Work to be completed: Search the records below for the word "краевого" and show every line where it occurs.

(Stored records)
***

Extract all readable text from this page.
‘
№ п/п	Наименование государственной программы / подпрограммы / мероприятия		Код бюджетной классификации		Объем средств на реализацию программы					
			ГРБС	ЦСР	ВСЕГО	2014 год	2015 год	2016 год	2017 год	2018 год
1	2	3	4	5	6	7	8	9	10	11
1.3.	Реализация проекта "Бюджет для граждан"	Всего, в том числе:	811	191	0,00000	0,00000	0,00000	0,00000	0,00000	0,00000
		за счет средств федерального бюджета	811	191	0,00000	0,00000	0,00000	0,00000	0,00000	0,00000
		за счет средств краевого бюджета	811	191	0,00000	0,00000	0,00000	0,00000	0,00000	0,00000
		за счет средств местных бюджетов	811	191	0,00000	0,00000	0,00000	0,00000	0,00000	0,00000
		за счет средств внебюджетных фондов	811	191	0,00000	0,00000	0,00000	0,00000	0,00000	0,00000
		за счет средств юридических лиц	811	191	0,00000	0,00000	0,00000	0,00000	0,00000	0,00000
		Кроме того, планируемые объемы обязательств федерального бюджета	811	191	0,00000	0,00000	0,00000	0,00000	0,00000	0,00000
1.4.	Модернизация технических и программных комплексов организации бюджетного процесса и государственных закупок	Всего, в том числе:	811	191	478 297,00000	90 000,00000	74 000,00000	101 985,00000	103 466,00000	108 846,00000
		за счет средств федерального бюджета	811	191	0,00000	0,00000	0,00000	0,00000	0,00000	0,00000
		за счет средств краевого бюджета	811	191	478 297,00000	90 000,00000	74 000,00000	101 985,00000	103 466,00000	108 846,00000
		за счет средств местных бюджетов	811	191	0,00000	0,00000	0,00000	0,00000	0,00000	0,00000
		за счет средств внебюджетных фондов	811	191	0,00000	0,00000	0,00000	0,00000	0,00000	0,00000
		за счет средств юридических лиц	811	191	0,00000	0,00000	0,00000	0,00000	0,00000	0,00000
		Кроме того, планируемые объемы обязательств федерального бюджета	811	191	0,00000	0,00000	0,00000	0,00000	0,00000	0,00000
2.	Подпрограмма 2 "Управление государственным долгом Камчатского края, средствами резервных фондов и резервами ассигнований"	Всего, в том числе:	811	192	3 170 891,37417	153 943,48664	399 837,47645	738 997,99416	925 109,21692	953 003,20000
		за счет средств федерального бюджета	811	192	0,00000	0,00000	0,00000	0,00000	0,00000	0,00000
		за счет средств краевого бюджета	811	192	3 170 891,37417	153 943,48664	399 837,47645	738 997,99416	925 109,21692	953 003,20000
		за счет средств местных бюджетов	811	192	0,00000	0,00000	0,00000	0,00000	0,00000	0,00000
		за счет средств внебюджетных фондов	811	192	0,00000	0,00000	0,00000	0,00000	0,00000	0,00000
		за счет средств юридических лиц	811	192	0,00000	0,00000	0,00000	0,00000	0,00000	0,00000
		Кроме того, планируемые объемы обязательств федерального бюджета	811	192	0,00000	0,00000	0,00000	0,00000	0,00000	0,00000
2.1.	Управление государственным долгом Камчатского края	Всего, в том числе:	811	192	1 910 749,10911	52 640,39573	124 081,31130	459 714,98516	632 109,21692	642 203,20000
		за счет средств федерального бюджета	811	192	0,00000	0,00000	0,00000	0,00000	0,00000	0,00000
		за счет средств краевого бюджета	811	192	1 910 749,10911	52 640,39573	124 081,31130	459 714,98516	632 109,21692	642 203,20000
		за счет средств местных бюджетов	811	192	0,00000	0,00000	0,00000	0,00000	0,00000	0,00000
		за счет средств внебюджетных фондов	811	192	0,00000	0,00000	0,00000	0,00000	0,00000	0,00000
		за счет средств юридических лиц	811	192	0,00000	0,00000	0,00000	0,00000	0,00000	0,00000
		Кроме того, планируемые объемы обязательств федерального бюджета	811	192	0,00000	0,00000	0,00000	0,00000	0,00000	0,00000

***

Worked answer:
		за счет средств краевого бюджета	811	191	0,00000	0,00000	0,00000	0,00000	0,00000	0,00000
		за счет средств краевого бюджета	811	191	478 297,00000	90 000,00000	74 000,00000	101 985,00000	103 466,00000	108 846,00000
		за счет средств краевого бюджета	811	192	3 170 891,37417	153 943,48664	399 837,47645	738 997,99416	925 109,21692	953 003,20000
		за счет средств краевого бюджета	811	192	1 910 749,10911	52 640,39573	124 081,31130	459 714,98516	632 109,21692	642 203,20000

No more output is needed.